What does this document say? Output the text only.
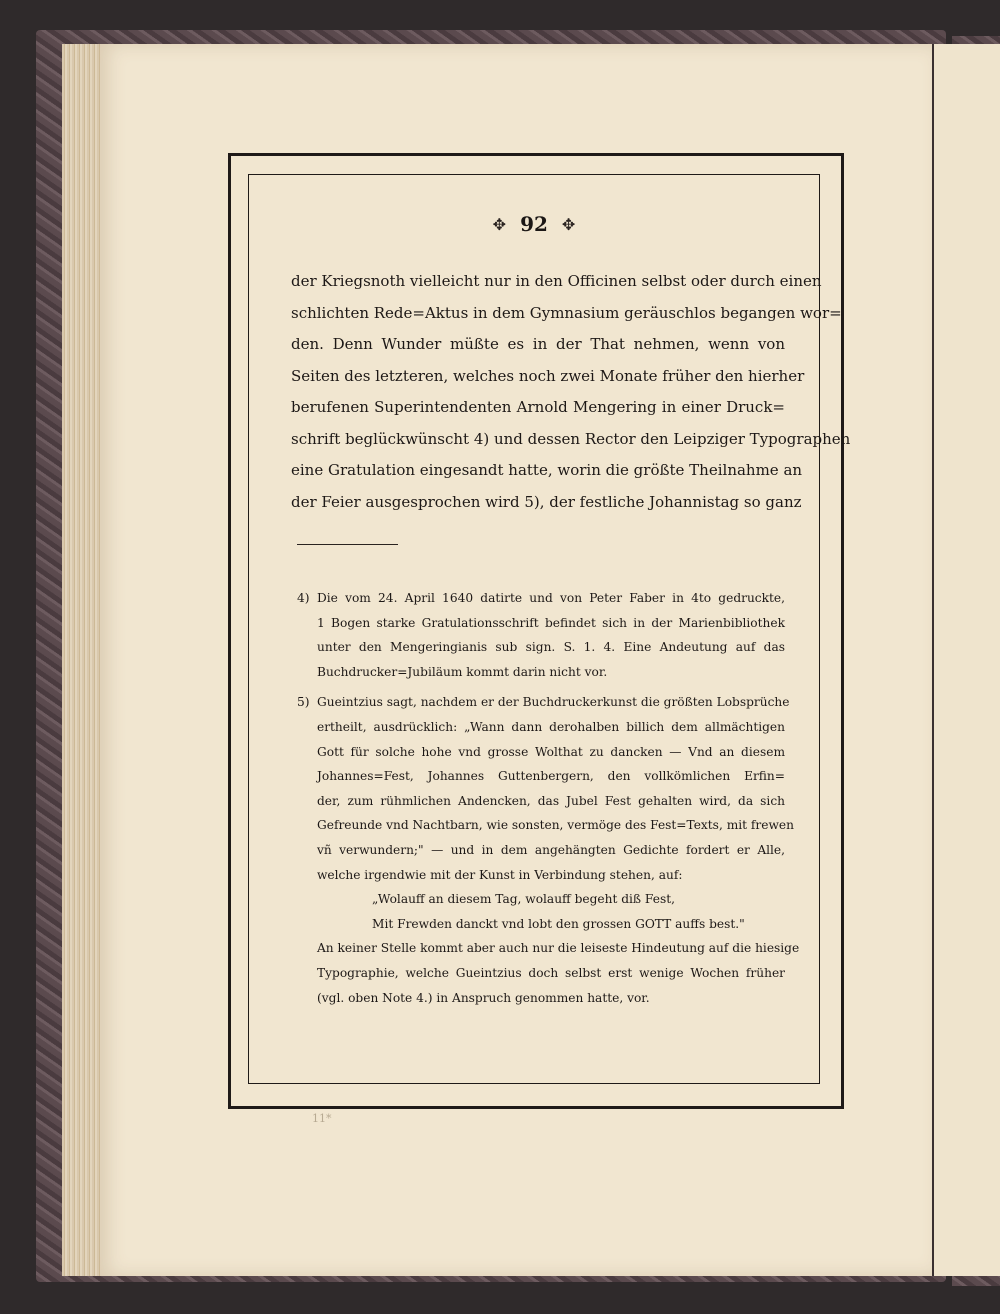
✥ 92 ✥
der Kriegsnoth vielleicht nur in den Officinen selbst oder durch einen
schlichten Rede=Aktus in dem Gymnasium geräuschlos begangen wor=
den. Denn Wunder müßte es in der That nehmen, wenn von
Seiten des letzteren, welches noch zwei Monate früher den hierher
berufenen Superintendenten Arnold Mengering in einer Druck=
schrift beglückwünscht 4) und dessen Rector den Leipziger Typographen
eine Gratulation eingesandt hatte, worin die größte Theilnahme an
der Feier ausgesprochen wird 5), der festliche Johannistag so ganz
4) Die vom 24. April 1640 datirte und von Peter Faber in 4to gedruckte,
1 Bogen starke Gratulationsschrift befindet sich in der Marienbibliothek
unter den Mengeringianis sub sign. S. 1. 4. Eine Andeutung auf das
Buchdrucker=Jubiläum kommt darin nicht vor.
5) Gueintzius sagt, nachdem er der Buchdruckerkunst die größten Lobsprüche
ertheilt, ausdrücklich: „Wann dann derohalben billich dem allmächtigen
Gott für solche hohe vnd grosse Wolthat zu dancken — Vnd an diesem
Johannes=Fest, Johannes Guttenbergern, den vollkömlichen Erfin=
der, zum rühmlichen Andencken, das Jubel Fest gehalten wird, da sich
Gefreunde vnd Nachtbarn, wie sonsten, vermöge des Fest=Texts, mit frewen
vñ verwundern;" — und in dem angehängten Gedichte fordert er Alle,
welche irgendwie mit der Kunst in Verbindung stehen, auf:
„Wolauff an diesem Tag, wolauff begeht diß Fest,
Mit Frewden danckt vnd lobt den grossen GOTT auffs best."
An keiner Stelle kommt aber auch nur die leiseste Hindeutung auf die hiesige
Typographie, welche Gueintzius doch selbst erst wenige Wochen früher
(vgl. oben Note 4.) in Anspruch genommen hatte, vor.
11*
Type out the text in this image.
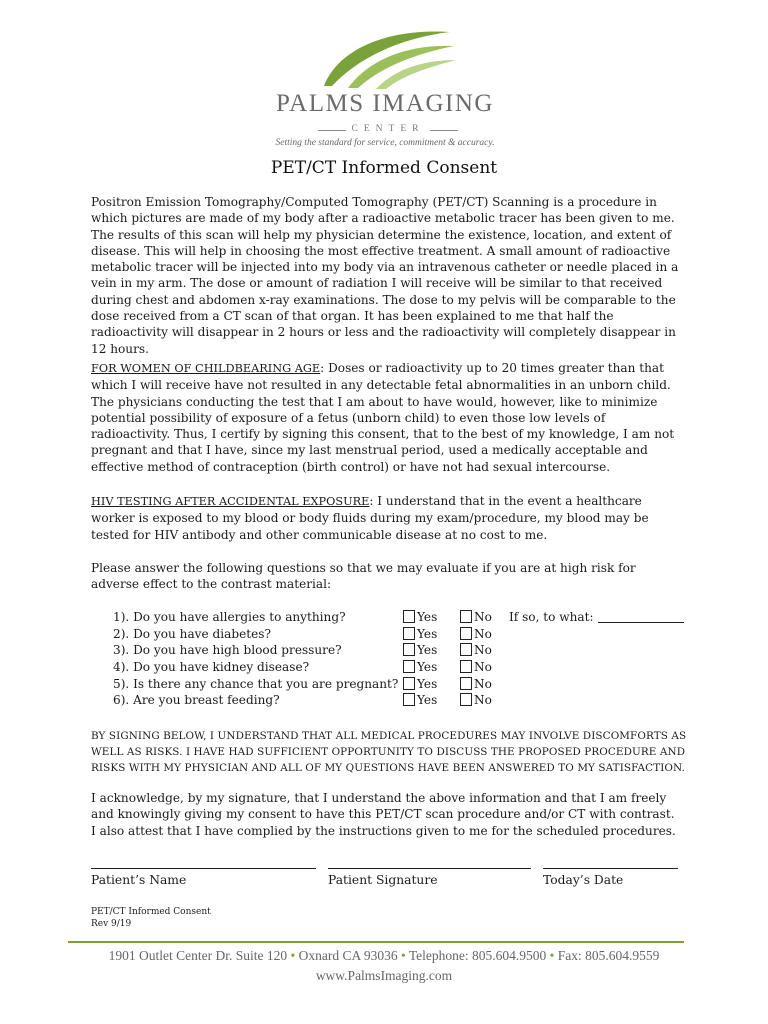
PALMS IMAGING
CENTER
Setting the standard for service, commitment & accuracy.
PET/CT Informed Consent
Positron Emission Tomography/Computed Tomography (PET/CT) Scanning is a procedure in which pictures are made of my body after a radioactive metabolic tracer has been given to me. The results of this scan will help my physician determine the existence, location, and extent of disease. This will help in choosing the most effective treatment. A small amount of radioactive metabolic tracer will be injected into my body via an intravenous catheter or needle placed in a vein in my arm. The dose or amount of radiation I will receive will be similar to that received during chest and abdomen x-ray examinations. The dose to my pelvis will be comparable to the dose received from a CT scan of that organ. It has been explained to me that half the radioactivity will disappear in 2 hours or less and the radioactivity will completely disappear in 12 hours.
FOR WOMEN OF CHILDBEARING AGE: Doses or radioactivity up to 20 times greater than that which I will receive have not resulted in any detectable fetal abnormalities in an unborn child. The physicians conducting the test that I am about to have would, however, like to minimize potential possibility of exposure of a fetus (unborn child) to even those low levels of radioactivity. Thus, I certify by signing this consent, that to the best of my knowledge, I am not pregnant and that I have, since my last menstrual period, used a medically acceptable and effective method of contraception (birth control) or have not had sexual intercourse.
HIV TESTING AFTER ACCIDENTAL EXPOSURE: I understand that in the event a healthcare worker is exposed to my blood or body fluids during my exam/procedure, my blood may be tested for HIV antibody and other communicable disease at no cost to me.
Please answer the following questions so that we may evaluate if you are at high risk for adverse effect to the contrast material:
1). Do you have allergies to anything?	Yes	No If so, to what:
2). Do you have diabetes?	Yes	No
3). Do you have high blood pressure?	Yes	No
4). Do you have kidney disease?	Yes	No
5). Is there any chance that you are pregnant?	Yes	No
6). Are you breast feeding?	Yes	No
BY SIGNING BELOW, I UNDERSTAND THAT ALL MEDICAL PROCEDURES MAY INVOLVE DISCOMFORTS AS WELL AS RISKS. I HAVE HAD SUFFICIENT OPPORTUNITY TO DISCUSS THE PROPOSED PROCEDURE AND RISKS WITH MY PHYSICIAN AND ALL OF MY QUESTIONS HAVE BEEN ANSWERED TO MY SATISFACTION.
I acknowledge, by my signature, that I understand the above information and that I am freely and knowingly giving my consent to have this PET/CT scan procedure and/or CT with contrast. I also attest that I have complied by the instructions given to me for the scheduled procedures.
Patient’s Name	Patient Signature	Today’s Date
PET/CT Informed Consent
Rev 9/19
1901 Outlet Center Dr. Suite 120 • Oxnard CA 93036 • Telephone: 805.604.9500 • Fax: 805.604.9559
www.PalmsImaging.com
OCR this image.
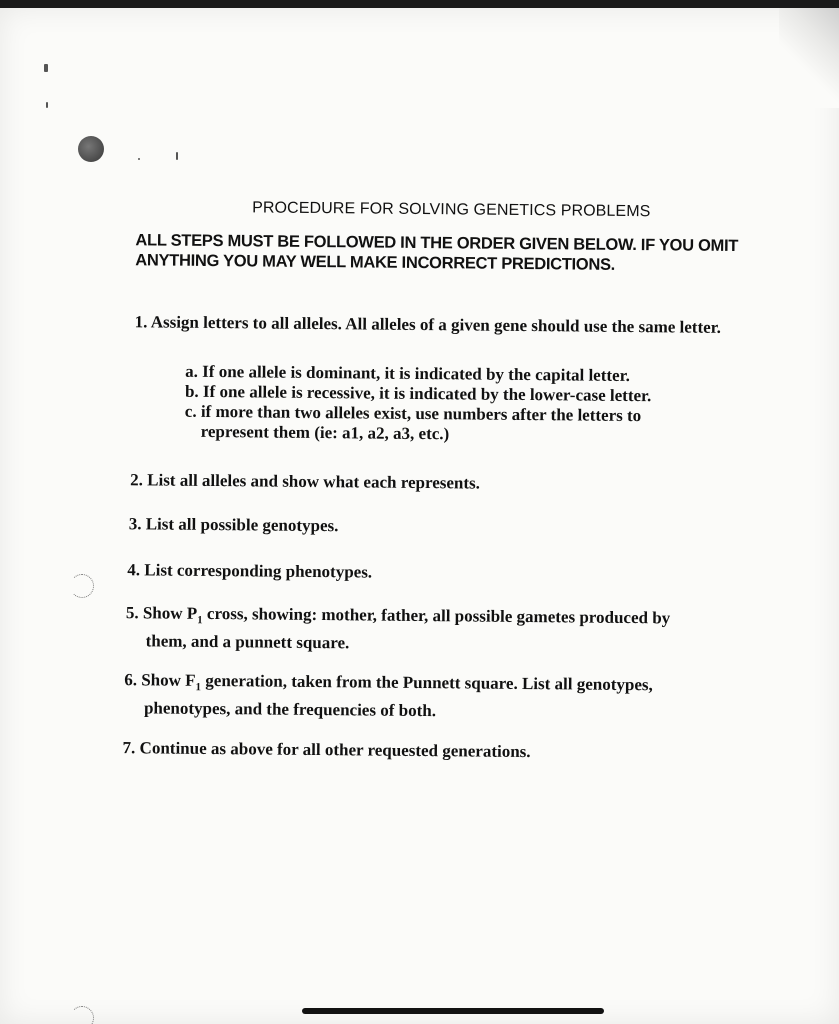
PROCEDURE FOR SOLVING GENETICS PROBLEMS
ALL STEPS MUST BE FOLLOWED IN THE ORDER GIVEN BELOW. IF YOU OMIT ANYTHING YOU MAY WELL MAKE INCORRECT PREDICTIONS.
1. Assign letters to all alleles. All alleles of a given gene should use the same letter.
a. If one allele is dominant, it is indicated by the capital letter.
b. If one allele is recessive, it is indicated by the lower-case letter.
c. if more than two alleles exist, use numbers after the letters to
represent them (ie: a1, a2, a3, etc.)
2. List all alleles and show what each represents.
3. List all possible genotypes.
4. List corresponding phenotypes.
5. Show $P_1$ cross, showing: mother, father, all possible gametes produced by
them, and a punnett square.
6. Show $F_1$ generation, taken from the Punnett square. List all genotypes,
phenotypes, and the frequencies of both.
7. Continue as above for all other requested generations.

________________

### TRY IT
Whenever a line above includes "will", copy it in full.

### WRITTEN ANSWER
Positron Emission Tomography/Computed Tomography (PET/CT) Scanning is a procedure in which pictures are made of my body after a radioactive metabolic tracer has been given to me. The results of this scan will help my physician determine the existence, location, and extent of disease. This will help in choosing the most effective treatment. A small amount of radioactive metabolic tracer will be injected into my body via an intravenous catheter or needle placed in a vein in my arm. The dose or amount of radiation I will receive will be similar to that received during chest and abdomen x-ray examinations. The dose to my pelvis will be comparable to the dose received from a CT scan of that organ. It has been explained to me that half the radioactivity will disappear in 2 hours or less and the radioactivity will completely disappear in 12 hours.
FOR WOMEN OF CHILDBEARING AGE: Doses or radioactivity up to 20 times greater than that which I will receive have not resulted in any detectable fetal abnormalities in an unborn child. The physicians conducting the test that I am about to have would, however, like to minimize potential possibility of exposure of a fetus (unborn child) to even those low levels of radioactivity. Thus, I certify by signing this consent, that to the best of my knowledge, I am not pregnant and that I have, since my last menstrual period, used a medically acceptable and effective method of contraception (birth control) or have not had sexual intercourse.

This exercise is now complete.